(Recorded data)
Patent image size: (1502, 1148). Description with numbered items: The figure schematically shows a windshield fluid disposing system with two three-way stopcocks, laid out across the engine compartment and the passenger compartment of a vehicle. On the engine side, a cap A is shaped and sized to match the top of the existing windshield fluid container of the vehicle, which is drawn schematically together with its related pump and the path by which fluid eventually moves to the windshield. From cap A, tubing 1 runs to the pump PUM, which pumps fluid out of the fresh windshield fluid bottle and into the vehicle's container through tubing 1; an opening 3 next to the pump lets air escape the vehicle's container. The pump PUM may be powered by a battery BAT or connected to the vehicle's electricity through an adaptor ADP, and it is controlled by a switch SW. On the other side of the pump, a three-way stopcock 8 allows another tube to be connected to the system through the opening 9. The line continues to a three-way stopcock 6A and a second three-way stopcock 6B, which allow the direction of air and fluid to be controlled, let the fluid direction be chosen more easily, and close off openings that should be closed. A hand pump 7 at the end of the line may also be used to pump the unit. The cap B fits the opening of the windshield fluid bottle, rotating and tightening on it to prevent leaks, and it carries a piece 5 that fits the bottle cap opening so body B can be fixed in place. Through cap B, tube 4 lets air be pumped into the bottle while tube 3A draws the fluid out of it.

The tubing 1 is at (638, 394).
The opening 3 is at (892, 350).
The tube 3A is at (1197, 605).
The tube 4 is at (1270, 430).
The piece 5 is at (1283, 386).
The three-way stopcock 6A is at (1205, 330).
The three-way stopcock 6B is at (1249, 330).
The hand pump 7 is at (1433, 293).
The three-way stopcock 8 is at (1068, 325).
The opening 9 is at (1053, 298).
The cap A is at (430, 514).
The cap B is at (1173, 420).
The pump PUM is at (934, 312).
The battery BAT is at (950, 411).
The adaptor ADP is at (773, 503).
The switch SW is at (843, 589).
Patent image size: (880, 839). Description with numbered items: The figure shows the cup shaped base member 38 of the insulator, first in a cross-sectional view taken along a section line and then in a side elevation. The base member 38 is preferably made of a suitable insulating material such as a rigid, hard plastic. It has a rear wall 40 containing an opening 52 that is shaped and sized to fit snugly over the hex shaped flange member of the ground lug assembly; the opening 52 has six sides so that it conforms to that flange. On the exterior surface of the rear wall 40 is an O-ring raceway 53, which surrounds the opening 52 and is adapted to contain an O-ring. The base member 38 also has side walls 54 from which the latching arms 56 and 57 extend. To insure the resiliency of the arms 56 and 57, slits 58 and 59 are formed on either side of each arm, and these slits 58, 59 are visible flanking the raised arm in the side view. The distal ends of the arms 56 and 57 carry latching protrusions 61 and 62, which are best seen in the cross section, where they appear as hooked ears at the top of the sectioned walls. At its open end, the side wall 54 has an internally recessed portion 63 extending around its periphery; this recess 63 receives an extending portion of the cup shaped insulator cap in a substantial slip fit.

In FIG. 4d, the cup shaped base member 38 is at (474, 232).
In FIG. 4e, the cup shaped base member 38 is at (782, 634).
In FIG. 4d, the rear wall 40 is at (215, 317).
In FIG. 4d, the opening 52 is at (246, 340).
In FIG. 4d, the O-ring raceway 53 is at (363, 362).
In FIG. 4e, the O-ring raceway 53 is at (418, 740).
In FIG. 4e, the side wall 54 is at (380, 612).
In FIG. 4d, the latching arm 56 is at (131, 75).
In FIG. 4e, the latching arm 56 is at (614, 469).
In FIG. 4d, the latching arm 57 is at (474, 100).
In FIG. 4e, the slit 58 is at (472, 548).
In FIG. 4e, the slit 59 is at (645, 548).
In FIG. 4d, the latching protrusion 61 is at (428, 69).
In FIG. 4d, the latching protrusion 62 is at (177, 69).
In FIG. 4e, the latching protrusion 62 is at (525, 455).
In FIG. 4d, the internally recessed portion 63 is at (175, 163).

■ **Set exercise**: Copy out every line of the data above, character for character.

■ **Answer below**:
Patent image size: (1502, 1148). Description with numbered items: The figure schematically shows a windshield fluid disposing system with two three-way stopcocks, laid out across the engine compartment and the passenger compartment of a vehicle. On the engine side, a cap A is shaped and sized to match the top of the existing windshield fluid container of the vehicle, which is drawn schematically together with its related pump and the path by which fluid eventually moves to the windshield. From cap A, tubing 1 runs to the pump PUM, which pumps fluid out of the fresh windshield fluid bottle and into the vehicle's container through tubing 1; an opening 3 next to the pump lets air escape the vehicle's container. The pump PUM may be powered by a battery BAT or connected to the vehicle's electricity through an adaptor ADP, and it is controlled by a switch SW. On the other side of the pump, a three-way stopcock 8 allows another tube to be connected to the system through the opening 9. The line continues to a three-way stopcock 6A and a second three-way stopcock 6B, which allow the direction of air and fluid to be controlled, let the fluid direction be chosen more easily, and close off openings that should be closed. A hand pump 7 at the end of the line may also be used to pump the unit. The cap B fits the opening of the windshield fluid bottle, rotating and tightening on it to prevent leaks, and it carries a piece 5 that fits the bottle cap opening so body B can be fixed in place. Through cap B, tube 4 lets air be pumped into the bottle while tube 3A draws the fluid out of it.

The tubing 1 is at (638, 394).
The opening 3 is at (892, 350).
The tube 3A is at (1197, 605).
The tube 4 is at (1270, 430).
The piece 5 is at (1283, 386).
The three-way stopcock 6A is at (1205, 330).
The three-way stopcock 6B is at (1249, 330).
The hand pump 7 is at (1433, 293).
The three-way stopcock 8 is at (1068, 325).
The opening 9 is at (1053, 298).
The cap A is at (430, 514).
The cap B is at (1173, 420).
The pump PUM is at (934, 312).
The battery BAT is at (950, 411).
The adaptor ADP is at (773, 503).
The switch SW is at (843, 589).
Patent image size: (880, 839). Description with numbered items: The figure shows the cup shaped base member 38 of the insulator, first in a cross-sectional view taken along a section line and then in a side elevation. The base member 38 is preferably made of a suitable insulating material such as a rigid, hard plastic. It has a rear wall 40 containing an opening 52 that is shaped and sized to fit snugly over the hex shaped flange member of the ground lug assembly; the opening 52 has six sides so that it conforms to that flange. On the exterior surface of the rear wall 40 is an O-ring raceway 53, which surrounds the opening 52 and is adapted to contain an O-ring. The base member 38 also has side walls 54 from which the latching arms 56 and 57 extend. To insure the resiliency of the arms 56 and 57, slits 58 and 59 are formed on either side of each arm, and these slits 58, 59 are visible flanking the raised arm in the side view. The distal ends of the arms 56 and 57 carry latching protrusions 61 and 62, which are best seen in the cross section, where they appear as hooked ears at the top of the sectioned walls. At its open end, the side wall 54 has an internally recessed portion 63 extending around its periphery; this recess 63 receives an extending portion of the cup shaped insulator cap in a substantial slip fit.

In FIG. 4d, the cup shaped base member 38 is at (474, 232).
In FIG. 4e, the cup shaped base member 38 is at (782, 634).
In FIG. 4d, the rear wall 40 is at (215, 317).
In FIG. 4d, the opening 52 is at (246, 340).
In FIG. 4d, the O-ring raceway 53 is at (363, 362).
In FIG. 4e, the O-ring raceway 53 is at (418, 740).
In FIG. 4e, the side wall 54 is at (380, 612).
In FIG. 4d, the latching arm 56 is at (131, 75).
In FIG. 4e, the latching arm 56 is at (614, 469).
In FIG. 4d, the latching arm 57 is at (474, 100).
In FIG. 4e, the slit 58 is at (472, 548).
In FIG. 4e, the slit 59 is at (645, 548).
In FIG. 4d, the latching protrusion 61 is at (428, 69).
In FIG. 4d, the latching protrusion 62 is at (177, 69).
In FIG. 4e, the latching protrusion 62 is at (525, 455).
In FIG. 4d, the internally recessed portion 63 is at (175, 163).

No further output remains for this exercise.